■ Task
Can you copy out the entries below word for word, leaving the pictures out of your answer?

■ Data for this exercise
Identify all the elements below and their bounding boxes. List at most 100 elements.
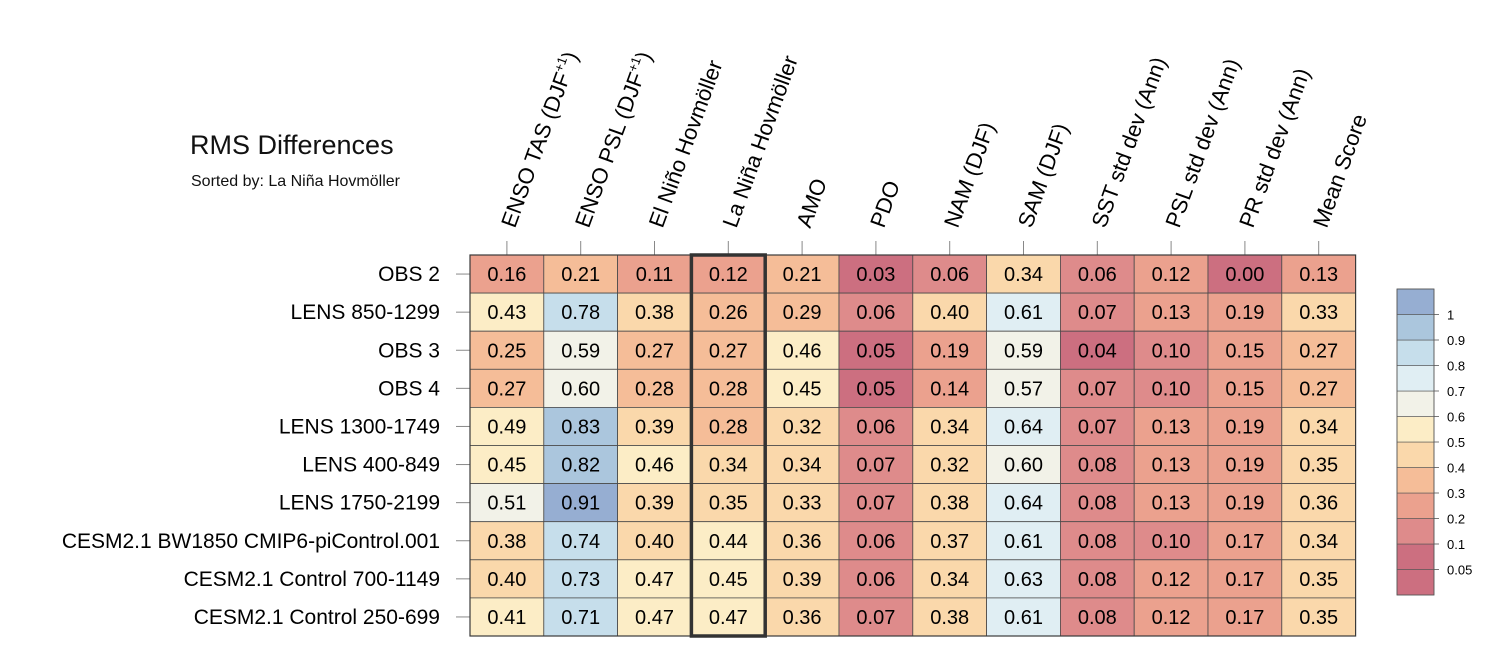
cell-value: 0.34 xyxy=(1299,531,1338,553)
cell-value: 0.27 xyxy=(635,340,674,362)
cell-value: 0.40 xyxy=(930,302,969,324)
cell-value: 0.08 xyxy=(1078,493,1117,515)
cell-value: 0.08 xyxy=(1078,455,1117,477)
heatmap-cell xyxy=(764,445,840,484)
cell-value: 0.12 xyxy=(1152,264,1191,286)
cell-value: 0.27 xyxy=(709,340,748,362)
colorbar-segment xyxy=(1396,339,1435,366)
cell-value: 0.45 xyxy=(487,455,526,477)
heatmap-cell xyxy=(469,445,545,484)
cell-value: 0.35 xyxy=(1299,455,1338,477)
cell-value: 0.61 xyxy=(1004,302,1043,324)
cell-value: 0.03 xyxy=(856,264,895,286)
cell-value: 0.74 xyxy=(561,531,600,553)
cell-value: 0.47 xyxy=(635,569,674,591)
heatmap-cell xyxy=(1281,445,1357,484)
cell-value: 0.27 xyxy=(1299,378,1338,400)
cell-value: 0.64 xyxy=(1004,416,1043,438)
cell-value: 0.37 xyxy=(930,531,969,553)
row-label: OBS 2 xyxy=(378,263,440,286)
cell-value: 0.44 xyxy=(709,531,748,553)
cell-value: 0.34 xyxy=(930,569,969,591)
heatmap-cell xyxy=(1133,254,1209,294)
heatmap-cell xyxy=(986,254,1061,294)
colorbar-tick-label: 0.8 xyxy=(1447,359,1465,374)
cell-value: 0.34 xyxy=(1004,264,1043,286)
heatmap-cell xyxy=(1133,330,1209,370)
cell-value: 0.46 xyxy=(635,455,674,477)
heatmap-cell xyxy=(691,597,766,637)
cell-value: 0.07 xyxy=(856,607,895,629)
column-label-text: ENSO TAS (DJF xyxy=(496,69,575,231)
cell-value: 0.28 xyxy=(635,378,674,400)
cell-value: 0.08 xyxy=(1078,607,1117,629)
heatmap-cell xyxy=(1207,406,1283,446)
cell-value: 0.73 xyxy=(561,569,600,591)
heatmap-cell xyxy=(912,254,987,294)
cell-value: 0.45 xyxy=(709,569,748,591)
cell-value: 0.21 xyxy=(783,264,822,286)
cell-value: 0.29 xyxy=(783,302,822,324)
colorbar-legend: 0.05 0.1 0.2 0.3 0.4 0.5 0.6 0.7 0.8 0.9 1 xyxy=(1396,288,1472,596)
cell-value: 0.40 xyxy=(487,569,526,591)
column-label: SST std dev (Ann) xyxy=(1087,54,1172,231)
cell-value: 0.16 xyxy=(487,264,526,286)
heatmap-cell xyxy=(1281,368,1357,408)
colorbar-tick-label: 0.9 xyxy=(1447,333,1465,348)
heatmap-cell xyxy=(469,330,545,370)
heatmap-cell xyxy=(838,406,914,446)
cell-value: 0.43 xyxy=(487,302,526,324)
heatmap-cell xyxy=(1133,597,1209,637)
heatmap-cell xyxy=(764,521,840,561)
cell-value: 0.60 xyxy=(1004,455,1043,477)
heatmap-cell xyxy=(986,330,1061,370)
cell-value: 0.26 xyxy=(709,302,748,324)
cell-value: 0.08 xyxy=(1078,531,1117,553)
heatmap-cell xyxy=(543,597,618,637)
heatmap-cell xyxy=(912,406,987,446)
cell-value: 0.91 xyxy=(561,493,600,515)
cell-value: 0.07 xyxy=(1078,378,1117,400)
heatmap-cell xyxy=(986,597,1061,637)
row-labels: OBS 2 LENS 850-1299 OBS 3 OBS 4 LENS 1300-17… xyxy=(62,263,470,629)
heatmap-cell xyxy=(543,292,618,332)
cell-value: 0.33 xyxy=(783,493,822,515)
cell-value: 0.38 xyxy=(930,493,969,515)
cell-value: 0.17 xyxy=(1225,569,1264,591)
cell-value: 0.35 xyxy=(1299,607,1338,629)
row-label: CESM2.1 Control 700-1149 xyxy=(184,568,440,591)
heatmap-cell xyxy=(691,483,766,523)
cell-value: 0.39 xyxy=(635,493,674,515)
colorbar-segment xyxy=(1396,365,1435,392)
cell-value: 0.38 xyxy=(487,531,526,553)
cell-value: 0.33 xyxy=(1299,302,1338,324)
cell-value: 0.45 xyxy=(783,378,822,400)
cell-value: 0.51 xyxy=(487,493,526,515)
cell-value: 0.78 xyxy=(561,302,600,324)
heatmap-cell xyxy=(986,483,1061,523)
cell-value: 0.06 xyxy=(1078,264,1117,286)
cell-value: 0.34 xyxy=(783,455,822,477)
column-label: PSL std dev (Ann) xyxy=(1160,55,1244,231)
cell-value: 0.35 xyxy=(1299,569,1338,591)
column-label: Mean Score xyxy=(1308,111,1372,231)
column-label: PR std dev (Ann) xyxy=(1234,65,1315,231)
heatmap-cell xyxy=(912,483,987,523)
column-label-text: El Niño Hovmöller xyxy=(644,57,728,231)
cell-value: 0.59 xyxy=(561,340,600,362)
colorbar-tick-label: 0.5 xyxy=(1447,435,1465,450)
cell-value: 0.28 xyxy=(709,416,748,438)
heatmap-cell xyxy=(912,597,987,637)
heatmap-cell xyxy=(469,521,545,561)
cell-value: 0.13 xyxy=(1152,302,1191,324)
cell-value: 0.71 xyxy=(561,607,600,629)
cell-value: 0.19 xyxy=(1225,416,1264,438)
colorbar-tick-label: 0.7 xyxy=(1447,384,1465,399)
colorbar-segment xyxy=(1396,569,1435,596)
column-label: ENSO PSL (DJF+1) xyxy=(569,48,657,231)
heatmap-cell xyxy=(617,330,692,370)
heatmap-cell xyxy=(469,254,545,294)
cell-value: 0.00 xyxy=(1225,264,1264,286)
colorbar-tick-label: 0.4 xyxy=(1447,461,1465,476)
colorbar-segment xyxy=(1396,518,1435,545)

■ Written answer
Identify all the elements below and their bounding boxes. List at most 100 elements.
cell-value: 0.34 xyxy=(1299,531,1338,553)
cell-value: 0.27 xyxy=(635,340,674,362)
cell-value: 0.40 xyxy=(930,302,969,324)
cell-value: 0.08 xyxy=(1078,493,1117,515)
cell-value: 0.08 xyxy=(1078,455,1117,477)
heatmap-cell xyxy=(764,445,840,484)
cell-value: 0.12 xyxy=(1152,264,1191,286)
cell-value: 0.27 xyxy=(709,340,748,362)
colorbar-segment xyxy=(1396,339,1435,366)
cell-value: 0.45 xyxy=(487,455,526,477)
heatmap-cell xyxy=(469,445,545,484)
cell-value: 0.35 xyxy=(1299,455,1338,477)
cell-value: 0.61 xyxy=(1004,302,1043,324)
cell-value: 0.03 xyxy=(856,264,895,286)
cell-value: 0.74 xyxy=(561,531,600,553)
cell-value: 0.47 xyxy=(635,569,674,591)
heatmap-cell xyxy=(1281,445,1357,484)
cell-value: 0.27 xyxy=(1299,378,1338,400)
cell-value: 0.64 xyxy=(1004,416,1043,438)
cell-value: 0.37 xyxy=(930,531,969,553)
row-label: OBS 2 xyxy=(378,263,440,286)
cell-value: 0.44 xyxy=(709,531,748,553)
cell-value: 0.34 xyxy=(930,569,969,591)
heatmap-cell xyxy=(1133,254,1209,294)
heatmap-cell xyxy=(986,254,1061,294)
colorbar-tick-label: 0.8 xyxy=(1447,359,1465,374)
cell-value: 0.34 xyxy=(1004,264,1043,286)
heatmap-cell xyxy=(1133,330,1209,370)
cell-value: 0.46 xyxy=(635,455,674,477)
heatmap-cell xyxy=(691,597,766,637)
cell-value: 0.07 xyxy=(856,607,895,629)
column-label-text: ENSO TAS (DJF xyxy=(496,69,575,231)
cell-value: 0.28 xyxy=(635,378,674,400)
cell-value: 0.08 xyxy=(1078,607,1117,629)
heatmap-cell xyxy=(1207,406,1283,446)
cell-value: 0.73 xyxy=(561,569,600,591)
heatmap-cell xyxy=(912,254,987,294)
cell-value: 0.45 xyxy=(709,569,748,591)
cell-value: 0.21 xyxy=(783,264,822,286)
cell-value: 0.29 xyxy=(783,302,822,324)
colorbar-legend: 0.05 0.1 0.2 0.3 0.4 0.5 0.6 0.7 0.8 0.9 1 xyxy=(1396,288,1472,596)
cell-value: 0.40 xyxy=(487,569,526,591)
column-label: SST std dev (Ann) xyxy=(1087,54,1172,231)
cell-value: 0.16 xyxy=(487,264,526,286)
heatmap-cell xyxy=(1281,368,1357,408)
colorbar-tick-label: 0.9 xyxy=(1447,333,1465,348)
heatmap-cell xyxy=(469,330,545,370)
heatmap-cell xyxy=(838,406,914,446)
cell-value: 0.43 xyxy=(487,302,526,324)
heatmap-cell xyxy=(1133,597,1209,637)
heatmap-cell xyxy=(764,521,840,561)
cell-value: 0.60 xyxy=(1004,455,1043,477)
heatmap-cell xyxy=(986,330,1061,370)
cell-value: 0.26 xyxy=(709,302,748,324)
cell-value: 0.08 xyxy=(1078,531,1117,553)
heatmap-cell xyxy=(543,597,618,637)
heatmap-cell xyxy=(912,406,987,446)
cell-value: 0.91 xyxy=(561,493,600,515)
cell-value: 0.07 xyxy=(1078,378,1117,400)
heatmap-cell xyxy=(986,597,1061,637)
row-labels: OBS 2 LENS 850-1299 OBS 3 OBS 4 LENS 1300-17… xyxy=(62,263,470,629)
heatmap-cell xyxy=(543,292,618,332)
cell-value: 0.33 xyxy=(783,493,822,515)
cell-value: 0.38 xyxy=(930,493,969,515)
cell-value: 0.17 xyxy=(1225,569,1264,591)
cell-value: 0.35 xyxy=(1299,607,1338,629)
row-label: CESM2.1 Control 700-1149 xyxy=(184,568,440,591)
heatmap-cell xyxy=(691,483,766,523)
cell-value: 0.39 xyxy=(635,493,674,515)
colorbar-segment xyxy=(1396,365,1435,392)
cell-value: 0.38 xyxy=(487,531,526,553)
cell-value: 0.33 xyxy=(1299,302,1338,324)
cell-value: 0.45 xyxy=(783,378,822,400)
cell-value: 0.51 xyxy=(487,493,526,515)
cell-value: 0.78 xyxy=(561,302,600,324)
heatmap-cell xyxy=(986,483,1061,523)
cell-value: 0.06 xyxy=(1078,264,1117,286)
cell-value: 0.34 xyxy=(783,455,822,477)
column-label: PSL std dev (Ann) xyxy=(1160,55,1244,231)
cell-value: 0.35 xyxy=(1299,569,1338,591)
column-label: Mean Score xyxy=(1308,111,1372,231)
column-label: PR std dev (Ann) xyxy=(1234,65,1315,231)
heatmap-cell xyxy=(912,483,987,523)
column-label-text: El Niño Hovmöller xyxy=(644,57,728,231)
cell-value: 0.59 xyxy=(561,340,600,362)
colorbar-tick-label: 0.5 xyxy=(1447,435,1465,450)
cell-value: 0.28 xyxy=(709,416,748,438)
heatmap-cell xyxy=(912,597,987,637)
heatmap-cell xyxy=(469,521,545,561)
cell-value: 0.13 xyxy=(1152,302,1191,324)
cell-value: 0.71 xyxy=(561,607,600,629)
cell-value: 0.19 xyxy=(1225,416,1264,438)
colorbar-tick-label: 0.7 xyxy=(1447,384,1465,399)
colorbar-segment xyxy=(1396,569,1435,596)
column-label: ENSO PSL (DJF+1) xyxy=(569,48,657,231)
heatmap-cell xyxy=(617,330,692,370)
heatmap-cell xyxy=(469,254,545,294)
cell-value: 0.00 xyxy=(1225,264,1264,286)
colorbar-tick-label: 0.4 xyxy=(1447,461,1465,476)
colorbar-segment xyxy=(1396,518,1435,545)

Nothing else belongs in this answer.